Extracted data

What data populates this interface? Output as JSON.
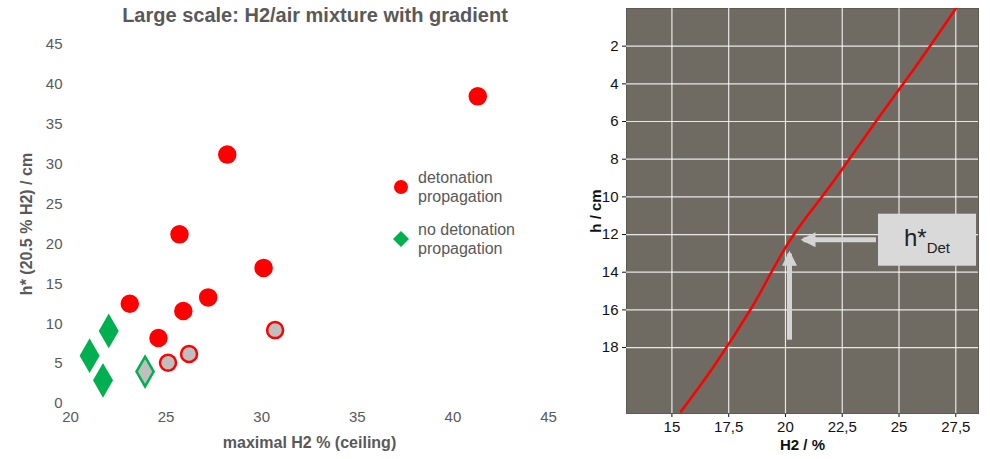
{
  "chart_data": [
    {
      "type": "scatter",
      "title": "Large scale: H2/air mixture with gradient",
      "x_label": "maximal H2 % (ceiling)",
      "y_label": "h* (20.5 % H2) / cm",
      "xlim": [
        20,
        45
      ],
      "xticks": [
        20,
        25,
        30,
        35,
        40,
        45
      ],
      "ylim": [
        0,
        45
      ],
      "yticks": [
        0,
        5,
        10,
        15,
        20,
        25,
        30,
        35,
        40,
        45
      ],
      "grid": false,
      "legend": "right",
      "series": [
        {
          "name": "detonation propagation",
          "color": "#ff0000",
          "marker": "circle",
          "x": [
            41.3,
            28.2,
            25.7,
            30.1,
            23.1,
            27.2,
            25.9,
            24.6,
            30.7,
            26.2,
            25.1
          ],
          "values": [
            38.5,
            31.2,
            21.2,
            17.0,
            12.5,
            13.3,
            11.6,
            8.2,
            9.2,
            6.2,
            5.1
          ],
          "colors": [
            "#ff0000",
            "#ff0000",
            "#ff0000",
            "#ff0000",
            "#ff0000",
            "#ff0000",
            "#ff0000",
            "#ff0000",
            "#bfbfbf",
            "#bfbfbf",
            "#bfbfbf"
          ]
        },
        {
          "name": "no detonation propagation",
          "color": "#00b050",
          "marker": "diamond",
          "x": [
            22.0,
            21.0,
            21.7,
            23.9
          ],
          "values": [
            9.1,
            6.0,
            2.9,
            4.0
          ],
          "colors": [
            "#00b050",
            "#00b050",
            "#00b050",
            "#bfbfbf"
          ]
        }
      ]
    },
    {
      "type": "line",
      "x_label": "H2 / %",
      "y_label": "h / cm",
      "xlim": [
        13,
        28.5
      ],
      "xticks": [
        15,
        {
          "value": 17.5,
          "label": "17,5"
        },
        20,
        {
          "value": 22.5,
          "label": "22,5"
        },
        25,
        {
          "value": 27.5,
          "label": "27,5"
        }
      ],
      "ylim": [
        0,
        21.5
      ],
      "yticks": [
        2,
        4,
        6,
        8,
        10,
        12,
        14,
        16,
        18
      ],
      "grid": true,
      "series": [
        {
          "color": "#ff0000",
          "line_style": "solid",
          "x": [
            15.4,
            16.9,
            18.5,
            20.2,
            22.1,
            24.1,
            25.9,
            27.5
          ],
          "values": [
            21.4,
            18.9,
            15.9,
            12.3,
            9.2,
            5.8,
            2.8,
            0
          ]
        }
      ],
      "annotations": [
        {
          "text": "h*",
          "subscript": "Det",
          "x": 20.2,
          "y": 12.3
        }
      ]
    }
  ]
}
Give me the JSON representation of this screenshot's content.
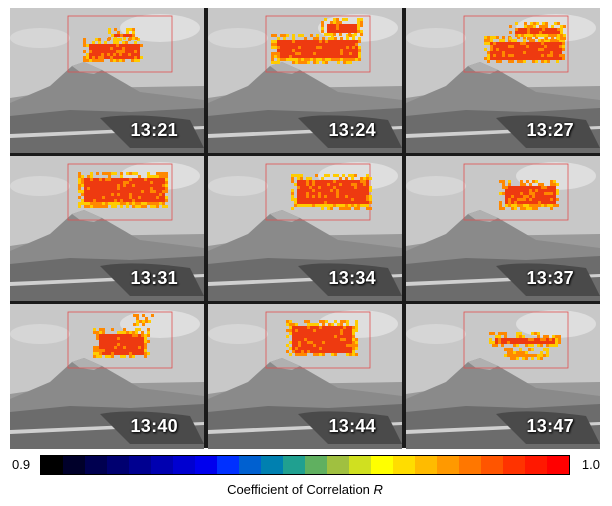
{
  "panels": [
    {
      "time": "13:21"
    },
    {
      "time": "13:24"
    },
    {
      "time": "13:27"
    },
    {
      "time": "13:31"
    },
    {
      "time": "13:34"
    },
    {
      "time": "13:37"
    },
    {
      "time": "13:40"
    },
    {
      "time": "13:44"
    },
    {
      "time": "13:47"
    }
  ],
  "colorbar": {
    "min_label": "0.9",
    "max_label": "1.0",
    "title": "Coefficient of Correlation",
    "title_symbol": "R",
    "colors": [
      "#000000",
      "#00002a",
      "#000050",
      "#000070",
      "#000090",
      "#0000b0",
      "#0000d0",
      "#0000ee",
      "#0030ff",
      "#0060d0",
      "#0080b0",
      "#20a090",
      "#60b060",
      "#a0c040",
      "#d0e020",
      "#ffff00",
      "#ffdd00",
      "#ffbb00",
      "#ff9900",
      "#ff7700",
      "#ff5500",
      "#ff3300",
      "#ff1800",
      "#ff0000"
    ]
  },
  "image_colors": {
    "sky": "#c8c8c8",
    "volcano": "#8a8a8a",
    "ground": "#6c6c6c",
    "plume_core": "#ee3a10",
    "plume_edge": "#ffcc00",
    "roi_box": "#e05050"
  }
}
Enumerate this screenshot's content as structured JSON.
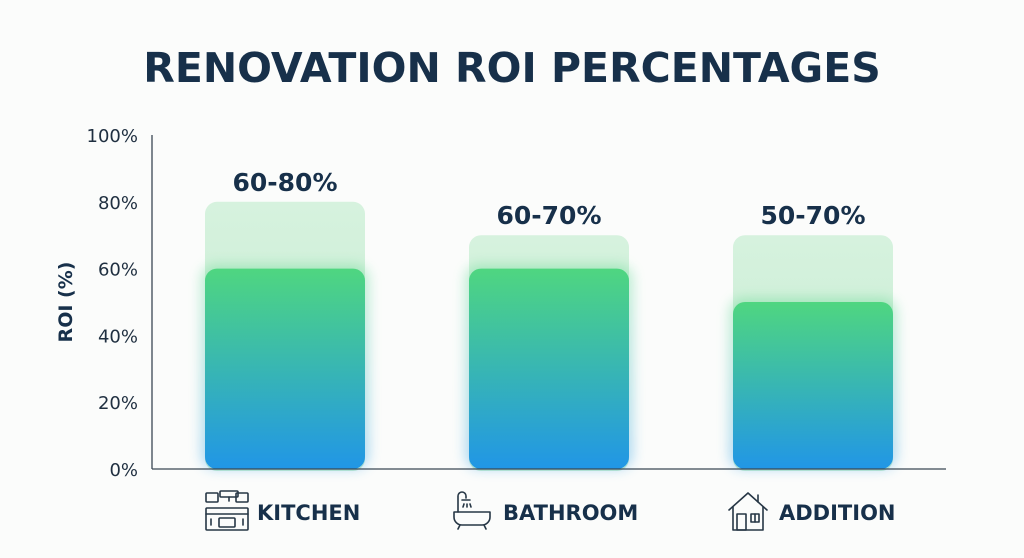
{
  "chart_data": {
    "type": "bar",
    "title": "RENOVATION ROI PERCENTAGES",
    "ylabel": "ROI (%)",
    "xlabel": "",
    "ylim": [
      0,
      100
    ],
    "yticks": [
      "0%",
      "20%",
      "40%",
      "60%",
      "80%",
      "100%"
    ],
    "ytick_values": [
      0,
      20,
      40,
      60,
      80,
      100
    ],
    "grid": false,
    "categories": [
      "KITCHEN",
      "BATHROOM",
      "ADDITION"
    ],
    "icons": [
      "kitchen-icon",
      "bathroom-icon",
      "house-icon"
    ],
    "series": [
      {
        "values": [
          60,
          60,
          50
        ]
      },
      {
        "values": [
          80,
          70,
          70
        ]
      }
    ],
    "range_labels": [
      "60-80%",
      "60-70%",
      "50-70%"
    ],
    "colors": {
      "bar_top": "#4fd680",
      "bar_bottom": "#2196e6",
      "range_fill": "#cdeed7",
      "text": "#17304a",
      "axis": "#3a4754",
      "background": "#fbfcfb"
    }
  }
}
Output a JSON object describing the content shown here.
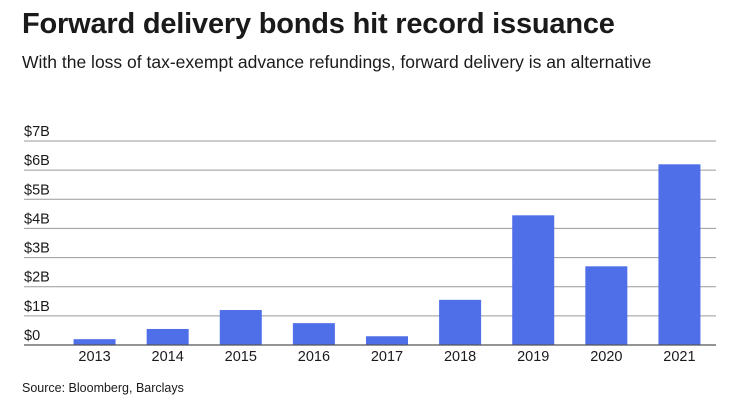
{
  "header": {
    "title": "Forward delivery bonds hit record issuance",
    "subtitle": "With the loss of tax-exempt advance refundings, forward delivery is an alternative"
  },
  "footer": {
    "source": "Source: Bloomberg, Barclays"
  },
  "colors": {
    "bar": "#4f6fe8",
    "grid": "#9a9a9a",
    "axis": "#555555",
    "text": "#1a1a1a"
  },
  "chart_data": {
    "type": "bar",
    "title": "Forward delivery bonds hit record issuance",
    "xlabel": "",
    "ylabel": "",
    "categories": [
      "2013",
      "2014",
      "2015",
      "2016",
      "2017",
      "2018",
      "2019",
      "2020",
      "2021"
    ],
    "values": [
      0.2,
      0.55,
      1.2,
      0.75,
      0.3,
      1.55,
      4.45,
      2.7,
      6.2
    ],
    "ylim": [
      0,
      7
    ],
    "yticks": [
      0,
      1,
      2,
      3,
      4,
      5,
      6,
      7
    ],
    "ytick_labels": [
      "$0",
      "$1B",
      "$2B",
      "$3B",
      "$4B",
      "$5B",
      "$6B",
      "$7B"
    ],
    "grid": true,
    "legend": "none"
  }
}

Exercise aim
Copy out each line in the listing that has the word "propagation".

Result for this task
          "name": "detonation propagation",
          "name": "no detonation propagation",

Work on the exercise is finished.